_Supplied material_
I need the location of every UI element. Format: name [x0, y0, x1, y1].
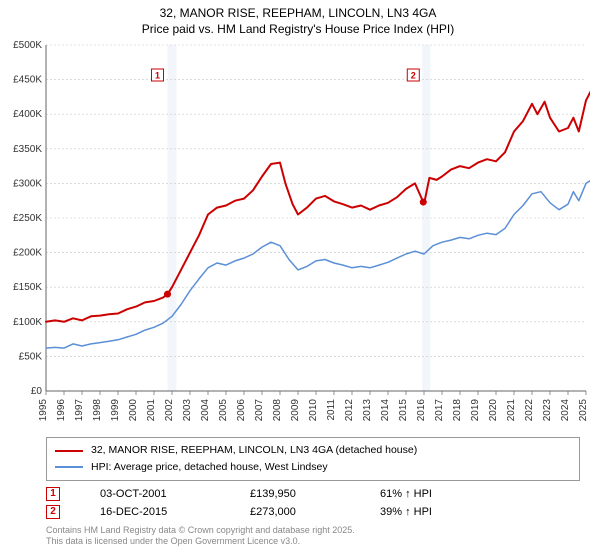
svg-text:2000: 2000: [128, 399, 139, 422]
svg-text:2001: 2001: [146, 399, 157, 422]
svg-text:2008: 2008: [272, 399, 283, 422]
svg-text:2010: 2010: [308, 399, 319, 422]
svg-text:2009: 2009: [290, 399, 301, 422]
title-line2: Price paid vs. HM Land Registry's House …: [6, 22, 590, 38]
sale-price: £273,000: [250, 506, 340, 518]
legend-row: 32, MANOR RISE, REEPHAM, LINCOLN, LN3 4G…: [55, 442, 571, 459]
sale-delta: 39% ↑ HPI: [380, 506, 470, 518]
legend: 32, MANOR RISE, REEPHAM, LINCOLN, LN3 4G…: [46, 437, 580, 481]
sale-delta: 61% ↑ HPI: [380, 488, 470, 500]
svg-text:2019: 2019: [470, 399, 481, 422]
svg-text:2021: 2021: [506, 399, 517, 422]
svg-text:£250K: £250K: [13, 213, 42, 224]
sale-price: £139,950: [250, 488, 340, 500]
svg-text:£0: £0: [31, 386, 43, 397]
svg-text:2017: 2017: [434, 399, 445, 422]
svg-text:£450K: £450K: [13, 75, 42, 86]
svg-text:1997: 1997: [74, 399, 85, 422]
sales-table: 1 03-OCT-2001 £139,950 61% ↑ HPI 2 16-DE…: [46, 485, 580, 521]
legend-swatch: [55, 450, 83, 452]
svg-text:2020: 2020: [488, 399, 499, 422]
footer-line1: Contains HM Land Registry data © Crown c…: [46, 525, 580, 536]
legend-row: HPI: Average price, detached house, West…: [55, 459, 571, 476]
sales-row: 1 03-OCT-2001 £139,950 61% ↑ HPI: [46, 485, 580, 503]
sale-date: 03-OCT-2001: [100, 488, 210, 500]
svg-text:2016: 2016: [416, 399, 427, 422]
marker-badge: 1: [46, 487, 60, 501]
svg-text:1996: 1996: [56, 399, 67, 422]
svg-text:2022: 2022: [524, 399, 535, 422]
chart-area: £0 £50K £100K £150K £200K £250K £300K £350K £400…: [6, 41, 590, 431]
svg-text:2003: 2003: [182, 399, 193, 422]
legend-swatch: [55, 466, 83, 468]
svg-text:2004: 2004: [200, 399, 211, 422]
svg-text:2002: 2002: [164, 399, 175, 422]
footer-line2: This data is licensed under the Open Gov…: [46, 536, 580, 547]
svg-text:1998: 1998: [92, 399, 103, 422]
svg-text:£100K: £100K: [13, 317, 42, 328]
chart-container: 32, MANOR RISE, REEPHAM, LINCOLN, LN3 4G…: [0, 0, 600, 560]
marker-badge: 2: [46, 505, 60, 519]
svg-text:2011: 2011: [326, 399, 337, 421]
legend-label: 32, MANOR RISE, REEPHAM, LINCOLN, LN3 4G…: [91, 442, 417, 459]
title-line1: 32, MANOR RISE, REEPHAM, LINCOLN, LN3 4G…: [6, 6, 590, 22]
svg-text:1999: 1999: [110, 399, 121, 422]
svg-text:2014: 2014: [380, 399, 391, 422]
title-block: 32, MANOR RISE, REEPHAM, LINCOLN, LN3 4G…: [6, 6, 590, 37]
svg-text:2007: 2007: [254, 399, 265, 422]
footer: Contains HM Land Registry data © Crown c…: [46, 525, 580, 548]
svg-text:£50K: £50K: [19, 352, 43, 363]
chart-svg: £0 £50K £100K £150K £200K £250K £300K £350K £400…: [6, 41, 590, 431]
svg-text:2006: 2006: [236, 399, 247, 422]
svg-text:2018: 2018: [452, 399, 463, 422]
svg-text:£400K: £400K: [13, 109, 42, 120]
svg-text:2015: 2015: [398, 399, 409, 422]
svg-text:£200K: £200K: [13, 248, 42, 259]
svg-text:2013: 2013: [362, 399, 373, 422]
svg-text:£150K: £150K: [13, 282, 42, 293]
svg-text:2: 2: [411, 71, 416, 81]
svg-text:2024: 2024: [560, 399, 571, 422]
legend-label: HPI: Average price, detached house, West…: [91, 459, 328, 476]
sales-row: 2 16-DEC-2015 £273,000 39% ↑ HPI: [46, 503, 580, 521]
svg-text:1995: 1995: [38, 399, 49, 422]
svg-text:£350K: £350K: [13, 144, 42, 155]
svg-text:2005: 2005: [218, 399, 229, 422]
svg-text:£300K: £300K: [13, 179, 42, 190]
svg-text:2025: 2025: [578, 399, 589, 422]
svg-text:£500K: £500K: [13, 41, 42, 51]
svg-text:2023: 2023: [542, 399, 553, 422]
sale-date: 16-DEC-2015: [100, 506, 210, 518]
svg-text:1: 1: [155, 71, 160, 81]
svg-text:2012: 2012: [344, 399, 355, 422]
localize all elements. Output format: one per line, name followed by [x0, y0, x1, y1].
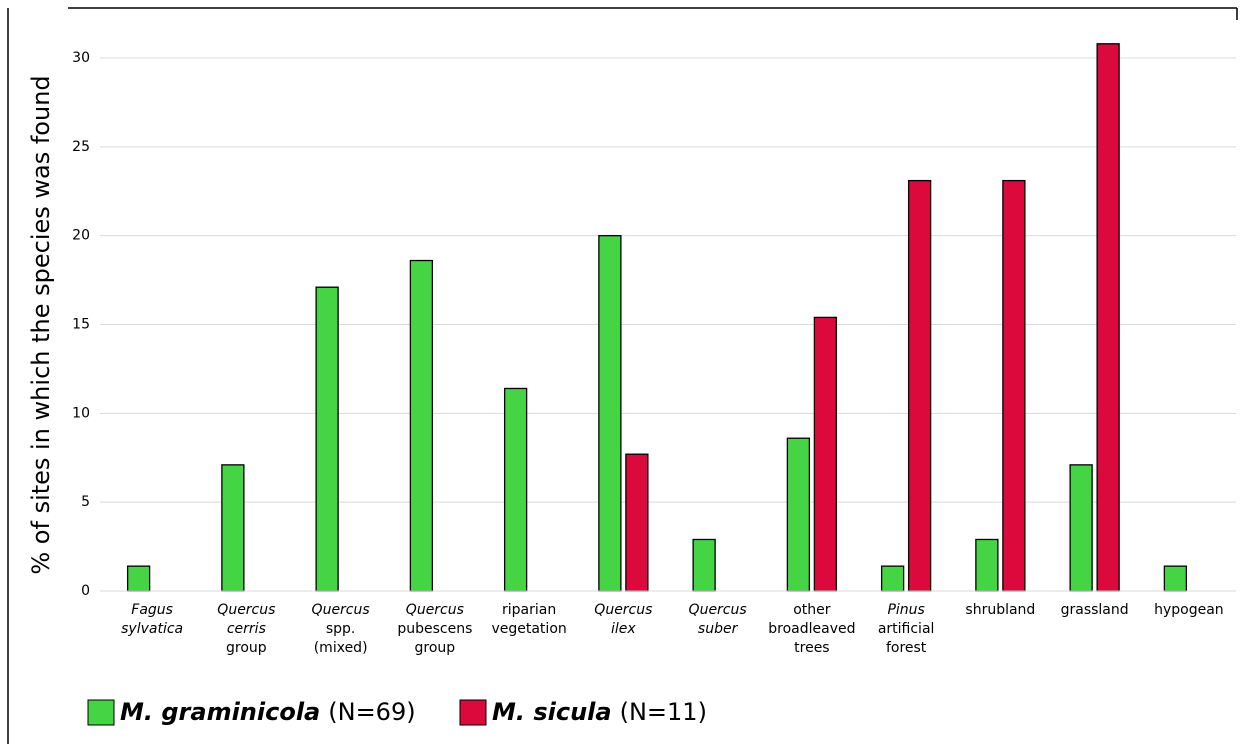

_Work instructions_
Rewrite all the lines above, replacing "legend-swatch" with "legend-key" everywhere and changing nothing else. Omit the pictures.

_Answer to this exercise_
I need the location of every UI element. Format: name [x0, y0, x1, y1].
svg-text:2000: 2000: [128, 399, 139, 422]
svg-text:2001: 2001: [146, 399, 157, 422]
svg-text:2008: 2008: [272, 399, 283, 422]
svg-text:2010: 2010: [308, 399, 319, 422]
svg-text:2009: 2009: [290, 399, 301, 422]
title-line2: Price paid vs. HM Land Registry's House …: [6, 22, 590, 38]
sale-price: £273,000: [250, 506, 340, 518]
legend-row: 32, MANOR RISE, REEPHAM, LINCOLN, LN3 4G…: [55, 442, 571, 459]
sale-delta: 39% ↑ HPI: [380, 506, 470, 518]
legend: 32, MANOR RISE, REEPHAM, LINCOLN, LN3 4G…: [46, 437, 580, 481]
sale-delta: 61% ↑ HPI: [380, 488, 470, 500]
svg-text:2019: 2019: [470, 399, 481, 422]
svg-text:2021: 2021: [506, 399, 517, 422]
svg-text:£250K: £250K: [13, 213, 42, 224]
sale-price: £139,950: [250, 488, 340, 500]
svg-text:£0: £0: [31, 386, 43, 397]
svg-text:2017: 2017: [434, 399, 445, 422]
svg-text:£450K: £450K: [13, 75, 42, 86]
svg-text:1997: 1997: [74, 399, 85, 422]
sales-table: 1 03-OCT-2001 £139,950 61% ↑ HPI 2 16-DE…: [46, 485, 580, 521]
legend-key: [55, 450, 83, 452]
svg-text:2020: 2020: [488, 399, 499, 422]
footer-line1: Contains HM Land Registry data © Crown c…: [46, 525, 580, 536]
legend-row: HPI: Average price, detached house, West…: [55, 459, 571, 476]
sales-row: 1 03-OCT-2001 £139,950 61% ↑ HPI: [46, 485, 580, 503]
sale-date: 03-OCT-2001: [100, 488, 210, 500]
svg-text:2016: 2016: [416, 399, 427, 422]
marker-badge: 1: [46, 487, 60, 501]
svg-text:1996: 1996: [56, 399, 67, 422]
svg-text:2022: 2022: [524, 399, 535, 422]
chart-area: £0 £50K £100K £150K £200K £250K £300K £350K £400…: [6, 41, 590, 431]
svg-text:2003: 2003: [182, 399, 193, 422]
legend-key: [55, 466, 83, 468]
svg-text:2004: 2004: [200, 399, 211, 422]
svg-text:2002: 2002: [164, 399, 175, 422]
footer-line2: This data is licensed under the Open Gov…: [46, 536, 580, 547]
svg-text:1998: 1998: [92, 399, 103, 422]
svg-text:£100K: £100K: [13, 317, 42, 328]
chart-container: 32, MANOR RISE, REEPHAM, LINCOLN, LN3 4G…: [0, 0, 600, 560]
marker-badge: 2: [46, 505, 60, 519]
svg-text:2011: 2011: [326, 399, 337, 421]
legend-label: 32, MANOR RISE, REEPHAM, LINCOLN, LN3 4G…: [91, 442, 417, 459]
title-line1: 32, MANOR RISE, REEPHAM, LINCOLN, LN3 4G…: [6, 6, 590, 22]
svg-text:1999: 1999: [110, 399, 121, 422]
svg-text:2014: 2014: [380, 399, 391, 422]
title-block: 32, MANOR RISE, REEPHAM, LINCOLN, LN3 4G…: [6, 6, 590, 37]
svg-text:2007: 2007: [254, 399, 265, 422]
footer: Contains HM Land Registry data © Crown c…: [46, 525, 580, 548]
svg-text:£50K: £50K: [19, 352, 43, 363]
chart-svg: £0 £50K £100K £150K £200K £250K £300K £350K £400…: [6, 41, 590, 431]
svg-text:2006: 2006: [236, 399, 247, 422]
svg-text:2018: 2018: [452, 399, 463, 422]
svg-text:£400K: £400K: [13, 109, 42, 120]
svg-text:2015: 2015: [398, 399, 409, 422]
svg-text:£200K: £200K: [13, 248, 42, 259]
svg-text:2013: 2013: [362, 399, 373, 422]
svg-text:£150K: £150K: [13, 282, 42, 293]
svg-text:2: 2: [411, 71, 416, 81]
svg-text:2024: 2024: [560, 399, 571, 422]
legend-label: HPI: Average price, detached house, West…: [91, 459, 328, 476]
sales-row: 2 16-DEC-2015 £273,000 39% ↑ HPI: [46, 503, 580, 521]
svg-text:1995: 1995: [38, 399, 49, 422]
svg-text:£350K: £350K: [13, 144, 42, 155]
svg-text:2005: 2005: [218, 399, 229, 422]
svg-text:£300K: £300K: [13, 179, 42, 190]
svg-text:2025: 2025: [578, 399, 589, 422]
svg-text:£500K: £500K: [13, 41, 42, 51]
svg-text:2023: 2023: [542, 399, 553, 422]
sale-date: 16-DEC-2015: [100, 506, 210, 518]
svg-text:1: 1: [155, 71, 160, 81]
svg-text:2012: 2012: [344, 399, 355, 422]
localize all elements. Output format: one per line, name followed by [x0, y0, x1, y1].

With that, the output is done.